### WHAT YOU HAVE TO DO
Write out every record below exactly as it appears.

>> Begin RECORDS FOR THIS EXERCISE

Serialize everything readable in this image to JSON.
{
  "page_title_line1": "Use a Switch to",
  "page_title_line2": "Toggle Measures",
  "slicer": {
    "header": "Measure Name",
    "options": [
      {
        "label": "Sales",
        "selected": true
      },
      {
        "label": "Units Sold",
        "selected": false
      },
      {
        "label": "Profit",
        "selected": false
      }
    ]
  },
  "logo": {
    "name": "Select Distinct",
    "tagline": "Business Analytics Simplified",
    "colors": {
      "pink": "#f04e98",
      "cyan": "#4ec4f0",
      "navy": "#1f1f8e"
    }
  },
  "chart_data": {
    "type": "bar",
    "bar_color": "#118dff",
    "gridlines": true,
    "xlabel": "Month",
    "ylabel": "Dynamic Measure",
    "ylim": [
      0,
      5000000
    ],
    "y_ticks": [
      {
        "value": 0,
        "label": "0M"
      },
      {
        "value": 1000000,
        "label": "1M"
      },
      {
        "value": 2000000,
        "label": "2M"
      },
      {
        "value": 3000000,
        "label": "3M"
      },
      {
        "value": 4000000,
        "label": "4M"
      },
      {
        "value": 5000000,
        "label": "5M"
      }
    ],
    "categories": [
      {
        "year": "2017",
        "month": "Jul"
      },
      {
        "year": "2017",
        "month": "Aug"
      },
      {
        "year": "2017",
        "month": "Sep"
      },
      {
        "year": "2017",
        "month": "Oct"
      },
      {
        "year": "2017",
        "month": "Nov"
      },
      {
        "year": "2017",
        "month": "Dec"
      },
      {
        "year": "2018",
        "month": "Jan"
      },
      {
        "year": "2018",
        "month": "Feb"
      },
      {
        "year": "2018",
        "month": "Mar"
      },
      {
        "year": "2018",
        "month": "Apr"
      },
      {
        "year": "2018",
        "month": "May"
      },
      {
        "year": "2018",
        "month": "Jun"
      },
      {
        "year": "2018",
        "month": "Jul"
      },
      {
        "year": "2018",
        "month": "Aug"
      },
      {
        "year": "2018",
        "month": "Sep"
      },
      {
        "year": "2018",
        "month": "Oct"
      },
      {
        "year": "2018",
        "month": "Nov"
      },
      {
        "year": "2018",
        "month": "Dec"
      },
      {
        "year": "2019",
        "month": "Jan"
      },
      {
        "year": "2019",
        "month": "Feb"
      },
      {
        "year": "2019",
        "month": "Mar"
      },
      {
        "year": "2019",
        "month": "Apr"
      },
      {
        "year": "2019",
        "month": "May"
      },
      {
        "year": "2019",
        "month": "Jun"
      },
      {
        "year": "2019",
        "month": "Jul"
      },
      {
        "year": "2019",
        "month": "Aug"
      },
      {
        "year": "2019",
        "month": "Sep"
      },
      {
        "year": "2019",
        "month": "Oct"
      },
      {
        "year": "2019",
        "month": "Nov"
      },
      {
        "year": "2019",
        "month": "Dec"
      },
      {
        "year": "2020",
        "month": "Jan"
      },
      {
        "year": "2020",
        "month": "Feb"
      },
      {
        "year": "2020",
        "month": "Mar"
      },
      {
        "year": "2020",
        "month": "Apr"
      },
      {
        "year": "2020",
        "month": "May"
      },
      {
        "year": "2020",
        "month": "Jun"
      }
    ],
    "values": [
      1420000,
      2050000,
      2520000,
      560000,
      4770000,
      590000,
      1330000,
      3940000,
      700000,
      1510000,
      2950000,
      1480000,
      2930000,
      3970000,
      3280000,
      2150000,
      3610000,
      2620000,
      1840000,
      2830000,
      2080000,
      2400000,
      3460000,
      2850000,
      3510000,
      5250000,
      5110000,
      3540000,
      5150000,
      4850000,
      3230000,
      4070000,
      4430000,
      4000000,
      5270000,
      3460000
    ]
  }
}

>> End RECORDS FOR THIS EXERCISE

### ANSWER TO THIS PROBLEM
Serialize everything readable in this image to JSON.
{
  "page_title_line1": "Use a Switch to",
  "page_title_line2": "Toggle Measures",
  "slicer": {
    "header": "Measure Name",
    "options": [
      {
        "label": "Sales",
        "selected": true
      },
      {
        "label": "Units Sold",
        "selected": false
      },
      {
        "label": "Profit",
        "selected": false
      }
    ]
  },
  "logo": {
    "name": "Select Distinct",
    "tagline": "Business Analytics Simplified",
    "colors": {
      "pink": "#f04e98",
      "cyan": "#4ec4f0",
      "navy": "#1f1f8e"
    }
  },
  "chart_data": {
    "type": "bar",
    "bar_color": "#118dff",
    "gridlines": true,
    "xlabel": "Month",
    "ylabel": "Dynamic Measure",
    "ylim": [
      0,
      5000000
    ],
    "y_ticks": [
      {
        "value": 0,
        "label": "0M"
      },
      {
        "value": 1000000,
        "label": "1M"
      },
      {
        "value": 2000000,
        "label": "2M"
      },
      {
        "value": 3000000,
        "label": "3M"
      },
      {
        "value": 4000000,
        "label": "4M"
      },
      {
        "value": 5000000,
        "label": "5M"
      }
    ],
    "categories": [
      {
        "year": "2017",
        "month": "Jul"
      },
      {
        "year": "2017",
        "month": "Aug"
      },
      {
        "year": "2017",
        "month": "Sep"
      },
      {
        "year": "2017",
        "month": "Oct"
      },
      {
        "year": "2017",
        "month": "Nov"
      },
      {
        "year": "2017",
        "month": "Dec"
      },
      {
        "year": "2018",
        "month": "Jan"
      },
      {
        "year": "2018",
        "month": "Feb"
      },
      {
        "year": "2018",
        "month": "Mar"
      },
      {
        "year": "2018",
        "month": "Apr"
      },
      {
        "year": "2018",
        "month": "May"
      },
      {
        "year": "2018",
        "month": "Jun"
      },
      {
        "year": "2018",
        "month": "Jul"
      },
      {
        "year": "2018",
        "month": "Aug"
      },
      {
        "year": "2018",
        "month": "Sep"
      },
      {
        "year": "2018",
        "month": "Oct"
      },
      {
        "year": "2018",
        "month": "Nov"
      },
      {
        "year": "2018",
        "month": "Dec"
      },
      {
        "year": "2019",
        "month": "Jan"
      },
      {
        "year": "2019",
        "month": "Feb"
      },
      {
        "year": "2019",
        "month": "Mar"
      },
      {
        "year": "2019",
        "month": "Apr"
      },
      {
        "year": "2019",
        "month": "May"
      },
      {
        "year": "2019",
        "month": "Jun"
      },
      {
        "year": "2019",
        "month": "Jul"
      },
      {
        "year": "2019",
        "month": "Aug"
      },
      {
        "year": "2019",
        "month": "Sep"
      },
      {
        "year": "2019",
        "month": "Oct"
      },
      {
        "year": "2019",
        "month": "Nov"
      },
      {
        "year": "2019",
        "month": "Dec"
      },
      {
        "year": "2020",
        "month": "Jan"
      },
      {
        "year": "2020",
        "month": "Feb"
      },
      {
        "year": "2020",
        "month": "Mar"
      },
      {
        "year": "2020",
        "month": "Apr"
      },
      {
        "year": "2020",
        "month": "May"
      },
      {
        "year": "2020",
        "month": "Jun"
      }
    ],
    "values": [
      1420000,
      2050000,
      2520000,
      560000,
      4770000,
      590000,
      1330000,
      3940000,
      700000,
      1510000,
      2950000,
      1480000,
      2930000,
      3970000,
      3280000,
      2150000,
      3610000,
      2620000,
      1840000,
      2830000,
      2080000,
      2400000,
      3460000,
      2850000,
      3510000,
      5250000,
      5110000,
      3540000,
      5150000,
      4850000,
      3230000,
      4070000,
      4430000,
      4000000,
      5270000,
      3460000
    ]
  }
}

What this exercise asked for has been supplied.